— START Exercise data —
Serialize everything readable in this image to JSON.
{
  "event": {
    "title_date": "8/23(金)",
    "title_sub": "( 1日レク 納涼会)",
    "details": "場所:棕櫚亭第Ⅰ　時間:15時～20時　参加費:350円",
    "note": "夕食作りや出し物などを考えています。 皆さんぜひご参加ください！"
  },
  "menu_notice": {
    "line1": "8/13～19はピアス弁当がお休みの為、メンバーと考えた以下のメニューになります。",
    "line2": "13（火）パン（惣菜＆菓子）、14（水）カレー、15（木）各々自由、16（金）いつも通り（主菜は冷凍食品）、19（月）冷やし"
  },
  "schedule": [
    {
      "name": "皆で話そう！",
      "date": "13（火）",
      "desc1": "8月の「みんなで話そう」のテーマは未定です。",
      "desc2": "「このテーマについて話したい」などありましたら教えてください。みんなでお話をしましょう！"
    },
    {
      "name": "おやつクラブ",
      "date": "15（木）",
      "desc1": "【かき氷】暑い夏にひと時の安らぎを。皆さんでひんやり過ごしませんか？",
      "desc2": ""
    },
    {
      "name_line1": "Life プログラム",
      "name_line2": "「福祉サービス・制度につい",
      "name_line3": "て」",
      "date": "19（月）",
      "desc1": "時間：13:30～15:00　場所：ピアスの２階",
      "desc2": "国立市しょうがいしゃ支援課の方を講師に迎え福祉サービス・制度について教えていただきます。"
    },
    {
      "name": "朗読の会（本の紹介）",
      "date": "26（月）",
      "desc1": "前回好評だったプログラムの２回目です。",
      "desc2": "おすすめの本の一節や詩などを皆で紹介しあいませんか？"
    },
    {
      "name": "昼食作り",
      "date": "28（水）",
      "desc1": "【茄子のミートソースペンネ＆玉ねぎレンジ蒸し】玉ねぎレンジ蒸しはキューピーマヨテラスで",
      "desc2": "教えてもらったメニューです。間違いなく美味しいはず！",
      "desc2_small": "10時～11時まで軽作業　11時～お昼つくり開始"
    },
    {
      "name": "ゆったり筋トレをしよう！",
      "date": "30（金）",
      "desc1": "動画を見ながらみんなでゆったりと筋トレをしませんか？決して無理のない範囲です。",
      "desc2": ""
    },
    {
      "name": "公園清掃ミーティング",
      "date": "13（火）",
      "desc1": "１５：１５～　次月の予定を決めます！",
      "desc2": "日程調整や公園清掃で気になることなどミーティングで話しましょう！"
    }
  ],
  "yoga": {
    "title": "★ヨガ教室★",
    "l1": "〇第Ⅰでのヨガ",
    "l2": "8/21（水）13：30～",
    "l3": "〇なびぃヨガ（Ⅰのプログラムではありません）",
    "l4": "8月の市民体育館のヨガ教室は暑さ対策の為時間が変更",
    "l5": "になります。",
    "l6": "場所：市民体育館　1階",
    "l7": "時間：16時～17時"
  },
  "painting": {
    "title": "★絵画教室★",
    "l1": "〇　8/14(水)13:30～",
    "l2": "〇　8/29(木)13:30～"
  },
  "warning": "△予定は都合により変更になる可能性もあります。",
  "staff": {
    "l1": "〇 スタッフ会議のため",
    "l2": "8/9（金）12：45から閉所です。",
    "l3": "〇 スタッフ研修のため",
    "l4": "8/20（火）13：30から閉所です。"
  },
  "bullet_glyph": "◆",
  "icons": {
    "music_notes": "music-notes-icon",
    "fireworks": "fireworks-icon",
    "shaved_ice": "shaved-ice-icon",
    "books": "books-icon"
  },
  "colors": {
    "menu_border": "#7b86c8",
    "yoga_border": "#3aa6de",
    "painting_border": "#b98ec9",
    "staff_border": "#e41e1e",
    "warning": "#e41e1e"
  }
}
— END Exercise data —
Request
All of the entries should be written out again exactly.

Finished task
Serialize everything readable in this image to JSON.
{
  "event": {
    "title_date": "8/23(金)",
    "title_sub": "( 1日レク 納涼会)",
    "details": "場所:棕櫚亭第Ⅰ　時間:15時～20時　参加費:350円",
    "note": "夕食作りや出し物などを考えています。 皆さんぜひご参加ください！"
  },
  "menu_notice": {
    "line1": "8/13～19はピアス弁当がお休みの為、メンバーと考えた以下のメニューになります。",
    "line2": "13（火）パン（惣菜＆菓子）、14（水）カレー、15（木）各々自由、16（金）いつも通り（主菜は冷凍食品）、19（月）冷やし"
  },
  "schedule": [
    {
      "name": "皆で話そう！",
      "date": "13（火）",
      "desc1": "8月の「みんなで話そう」のテーマは未定です。",
      "desc2": "「このテーマについて話したい」などありましたら教えてください。みんなでお話をしましょう！"
    },
    {
      "name": "おやつクラブ",
      "date": "15（木）",
      "desc1": "【かき氷】暑い夏にひと時の安らぎを。皆さんでひんやり過ごしませんか？",
      "desc2": ""
    },
    {
      "name_line1": "Life プログラム",
      "name_line2": "「福祉サービス・制度につい",
      "name_line3": "て」",
      "date": "19（月）",
      "desc1": "時間：13:30～15:00　場所：ピアスの２階",
      "desc2": "国立市しょうがいしゃ支援課の方を講師に迎え福祉サービス・制度について教えていただきます。"
    },
    {
      "name": "朗読の会（本の紹介）",
      "date": "26（月）",
      "desc1": "前回好評だったプログラムの２回目です。",
      "desc2": "おすすめの本の一節や詩などを皆で紹介しあいませんか？"
    },
    {
      "name": "昼食作り",
      "date": "28（水）",
      "desc1": "【茄子のミートソースペンネ＆玉ねぎレンジ蒸し】玉ねぎレンジ蒸しはキューピーマヨテラスで",
      "desc2": "教えてもらったメニューです。間違いなく美味しいはず！",
      "desc2_small": "10時～11時まで軽作業　11時～お昼つくり開始"
    },
    {
      "name": "ゆったり筋トレをしよう！",
      "date": "30（金）",
      "desc1": "動画を見ながらみんなでゆったりと筋トレをしませんか？決して無理のない範囲です。",
      "desc2": ""
    },
    {
      "name": "公園清掃ミーティング",
      "date": "13（火）",
      "desc1": "１５：１５～　次月の予定を決めます！",
      "desc2": "日程調整や公園清掃で気になることなどミーティングで話しましょう！"
    }
  ],
  "yoga": {
    "title": "★ヨガ教室★",
    "l1": "〇第Ⅰでのヨガ",
    "l2": "8/21（水）13：30～",
    "l3": "〇なびぃヨガ（Ⅰのプログラムではありません）",
    "l4": "8月の市民体育館のヨガ教室は暑さ対策の為時間が変更",
    "l5": "になります。",
    "l6": "場所：市民体育館　1階",
    "l7": "時間：16時～17時"
  },
  "painting": {
    "title": "★絵画教室★",
    "l1": "〇　8/14(水)13:30～",
    "l2": "〇　8/29(木)13:30～"
  },
  "warning": "△予定は都合により変更になる可能性もあります。",
  "staff": {
    "l1": "〇 スタッフ会議のため",
    "l2": "8/9（金）12：45から閉所です。",
    "l3": "〇 スタッフ研修のため",
    "l4": "8/20（火）13：30から閉所です。"
  },
  "bullet_glyph": "◆",
  "icons": {
    "music_notes": "music-notes-icon",
    "fireworks": "fireworks-icon",
    "shaved_ice": "shaved-ice-icon",
    "books": "books-icon"
  },
  "colors": {
    "menu_border": "#7b86c8",
    "yoga_border": "#3aa6de",
    "painting_border": "#b98ec9",
    "staff_border": "#e41e1e",
    "warning": "#e41e1e"
  }
}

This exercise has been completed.